'''

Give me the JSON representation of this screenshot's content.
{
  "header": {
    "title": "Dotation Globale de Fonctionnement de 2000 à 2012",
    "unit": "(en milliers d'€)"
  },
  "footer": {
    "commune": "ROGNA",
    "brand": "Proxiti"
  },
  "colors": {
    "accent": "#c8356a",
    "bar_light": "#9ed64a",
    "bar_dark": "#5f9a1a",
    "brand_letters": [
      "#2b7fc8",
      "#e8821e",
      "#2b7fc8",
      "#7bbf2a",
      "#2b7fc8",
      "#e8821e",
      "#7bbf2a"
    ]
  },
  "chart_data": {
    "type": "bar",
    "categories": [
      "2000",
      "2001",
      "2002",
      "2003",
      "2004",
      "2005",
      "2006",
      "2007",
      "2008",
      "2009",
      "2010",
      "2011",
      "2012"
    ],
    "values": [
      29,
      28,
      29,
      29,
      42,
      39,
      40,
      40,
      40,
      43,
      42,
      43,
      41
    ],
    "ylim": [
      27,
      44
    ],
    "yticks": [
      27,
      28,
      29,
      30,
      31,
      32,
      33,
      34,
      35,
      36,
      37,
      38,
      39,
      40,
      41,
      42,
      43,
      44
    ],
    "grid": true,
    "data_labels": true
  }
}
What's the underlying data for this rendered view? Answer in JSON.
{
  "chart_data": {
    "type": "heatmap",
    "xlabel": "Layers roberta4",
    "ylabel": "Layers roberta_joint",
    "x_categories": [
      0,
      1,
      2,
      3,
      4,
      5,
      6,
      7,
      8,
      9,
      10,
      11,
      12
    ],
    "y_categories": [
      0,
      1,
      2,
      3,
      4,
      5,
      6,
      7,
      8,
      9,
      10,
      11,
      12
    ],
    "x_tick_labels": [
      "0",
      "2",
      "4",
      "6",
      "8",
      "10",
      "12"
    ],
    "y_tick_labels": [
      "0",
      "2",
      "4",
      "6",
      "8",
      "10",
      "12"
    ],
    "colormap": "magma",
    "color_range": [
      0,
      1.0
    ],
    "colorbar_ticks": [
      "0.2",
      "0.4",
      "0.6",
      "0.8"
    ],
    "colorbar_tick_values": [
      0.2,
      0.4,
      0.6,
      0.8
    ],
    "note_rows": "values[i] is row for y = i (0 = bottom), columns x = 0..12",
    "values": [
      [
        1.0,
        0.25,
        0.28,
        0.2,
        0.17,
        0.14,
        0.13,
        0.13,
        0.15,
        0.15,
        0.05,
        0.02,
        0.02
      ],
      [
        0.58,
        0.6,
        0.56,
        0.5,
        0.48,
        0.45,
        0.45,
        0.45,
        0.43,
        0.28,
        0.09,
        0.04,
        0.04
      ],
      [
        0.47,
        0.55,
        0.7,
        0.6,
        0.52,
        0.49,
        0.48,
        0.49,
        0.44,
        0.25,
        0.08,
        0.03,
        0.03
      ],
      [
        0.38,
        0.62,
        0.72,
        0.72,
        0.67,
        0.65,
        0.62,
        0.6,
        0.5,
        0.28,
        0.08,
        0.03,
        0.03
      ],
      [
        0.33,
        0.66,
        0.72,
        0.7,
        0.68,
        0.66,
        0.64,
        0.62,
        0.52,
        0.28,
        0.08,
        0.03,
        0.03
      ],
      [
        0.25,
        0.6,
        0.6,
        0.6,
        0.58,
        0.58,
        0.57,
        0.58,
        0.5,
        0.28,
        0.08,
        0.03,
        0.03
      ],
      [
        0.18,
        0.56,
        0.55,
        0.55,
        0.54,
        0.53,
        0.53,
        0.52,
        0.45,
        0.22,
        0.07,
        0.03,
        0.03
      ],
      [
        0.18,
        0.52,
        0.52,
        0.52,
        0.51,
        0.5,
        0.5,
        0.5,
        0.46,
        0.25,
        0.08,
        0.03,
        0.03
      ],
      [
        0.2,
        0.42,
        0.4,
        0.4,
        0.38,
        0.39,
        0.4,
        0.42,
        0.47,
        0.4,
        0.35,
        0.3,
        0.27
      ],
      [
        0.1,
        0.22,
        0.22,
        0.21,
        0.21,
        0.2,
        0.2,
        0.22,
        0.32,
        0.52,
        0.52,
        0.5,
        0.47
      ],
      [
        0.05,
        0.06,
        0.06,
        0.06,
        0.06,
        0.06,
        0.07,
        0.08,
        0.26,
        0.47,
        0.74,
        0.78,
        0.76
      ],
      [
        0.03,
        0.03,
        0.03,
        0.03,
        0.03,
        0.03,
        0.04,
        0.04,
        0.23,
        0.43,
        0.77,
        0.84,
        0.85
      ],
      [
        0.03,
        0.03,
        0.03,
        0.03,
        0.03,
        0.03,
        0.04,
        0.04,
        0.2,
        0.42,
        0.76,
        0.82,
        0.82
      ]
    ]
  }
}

'''

Task statement -
Would you reproduce the material above in full, exactly as given?

Solution to the problem -
Give me the JSON representation of this screenshot's content.
{
  "header": {
    "title": "Dotation Globale de Fonctionnement de 2000 à 2012",
    "unit": "(en milliers d'€)"
  },
  "footer": {
    "commune": "ROGNA",
    "brand": "Proxiti"
  },
  "colors": {
    "accent": "#c8356a",
    "bar_light": "#9ed64a",
    "bar_dark": "#5f9a1a",
    "brand_letters": [
      "#2b7fc8",
      "#e8821e",
      "#2b7fc8",
      "#7bbf2a",
      "#2b7fc8",
      "#e8821e",
      "#7bbf2a"
    ]
  },
  "chart_data": {
    "type": "bar",
    "categories": [
      "2000",
      "2001",
      "2002",
      "2003",
      "2004",
      "2005",
      "2006",
      "2007",
      "2008",
      "2009",
      "2010",
      "2011",
      "2012"
    ],
    "values": [
      29,
      28,
      29,
      29,
      42,
      39,
      40,
      40,
      40,
      43,
      42,
      43,
      41
    ],
    "ylim": [
      27,
      44
    ],
    "yticks": [
      27,
      28,
      29,
      30,
      31,
      32,
      33,
      34,
      35,
      36,
      37,
      38,
      39,
      40,
      41,
      42,
      43,
      44
    ],
    "grid": true,
    "data_labels": true
  }
}
What's the underlying data for this rendered view? Answer in JSON.
{
  "chart_data": {
    "type": "heatmap",
    "xlabel": "Layers roberta4",
    "ylabel": "Layers roberta_joint",
    "x_categories": [
      0,
      1,
      2,
      3,
      4,
      5,
      6,
      7,
      8,
      9,
      10,
      11,
      12
    ],
    "y_categories": [
      0,
      1,
      2,
      3,
      4,
      5,
      6,
      7,
      8,
      9,
      10,
      11,
      12
    ],
    "x_tick_labels": [
      "0",
      "2",
      "4",
      "6",
      "8",
      "10",
      "12"
    ],
    "y_tick_labels": [
      "0",
      "2",
      "4",
      "6",
      "8",
      "10",
      "12"
    ],
    "colormap": "magma",
    "color_range": [
      0,
      1.0
    ],
    "colorbar_ticks": [
      "0.2",
      "0.4",
      "0.6",
      "0.8"
    ],
    "colorbar_tick_values": [
      0.2,
      0.4,
      0.6,
      0.8
    ],
    "note_rows": "values[i] is row for y = i (0 = bottom), columns x = 0..12",
    "values": [
      [
        1.0,
        0.25,
        0.28,
        0.2,
        0.17,
        0.14,
        0.13,
        0.13,
        0.15,
        0.15,
        0.05,
        0.02,
        0.02
      ],
      [
        0.58,
        0.6,
        0.56,
        0.5,
        0.48,
        0.45,
        0.45,
        0.45,
        0.43,
        0.28,
        0.09,
        0.04,
        0.04
      ],
      [
        0.47,
        0.55,
        0.7,
        0.6,
        0.52,
        0.49,
        0.48,
        0.49,
        0.44,
        0.25,
        0.08,
        0.03,
        0.03
      ],
      [
        0.38,
        0.62,
        0.72,
        0.72,
        0.67,
        0.65,
        0.62,
        0.6,
        0.5,
        0.28,
        0.08,
        0.03,
        0.03
      ],
      [
        0.33,
        0.66,
        0.72,
        0.7,
        0.68,
        0.66,
        0.64,
        0.62,
        0.52,
        0.28,
        0.08,
        0.03,
        0.03
      ],
      [
        0.25,
        0.6,
        0.6,
        0.6,
        0.58,
        0.58,
        0.57,
        0.58,
        0.5,
        0.28,
        0.08,
        0.03,
        0.03
      ],
      [
        0.18,
        0.56,
        0.55,
        0.55,
        0.54,
        0.53,
        0.53,
        0.52,
        0.45,
        0.22,
        0.07,
        0.03,
        0.03
      ],
      [
        0.18,
        0.52,
        0.52,
        0.52,
        0.51,
        0.5,
        0.5,
        0.5,
        0.46,
        0.25,
        0.08,
        0.03,
        0.03
      ],
      [
        0.2,
        0.42,
        0.4,
        0.4,
        0.38,
        0.39,
        0.4,
        0.42,
        0.47,
        0.4,
        0.35,
        0.3,
        0.27
      ],
      [
        0.1,
        0.22,
        0.22,
        0.21,
        0.21,
        0.2,
        0.2,
        0.22,
        0.32,
        0.52,
        0.52,
        0.5,
        0.47
      ],
      [
        0.05,
        0.06,
        0.06,
        0.06,
        0.06,
        0.06,
        0.07,
        0.08,
        0.26,
        0.47,
        0.74,
        0.78,
        0.76
      ],
      [
        0.03,
        0.03,
        0.03,
        0.03,
        0.03,
        0.03,
        0.04,
        0.04,
        0.23,
        0.43,
        0.77,
        0.84,
        0.85
      ],
      [
        0.03,
        0.03,
        0.03,
        0.03,
        0.03,
        0.03,
        0.04,
        0.04,
        0.2,
        0.42,
        0.76,
        0.82,
        0.82
      ]
    ]
  }
}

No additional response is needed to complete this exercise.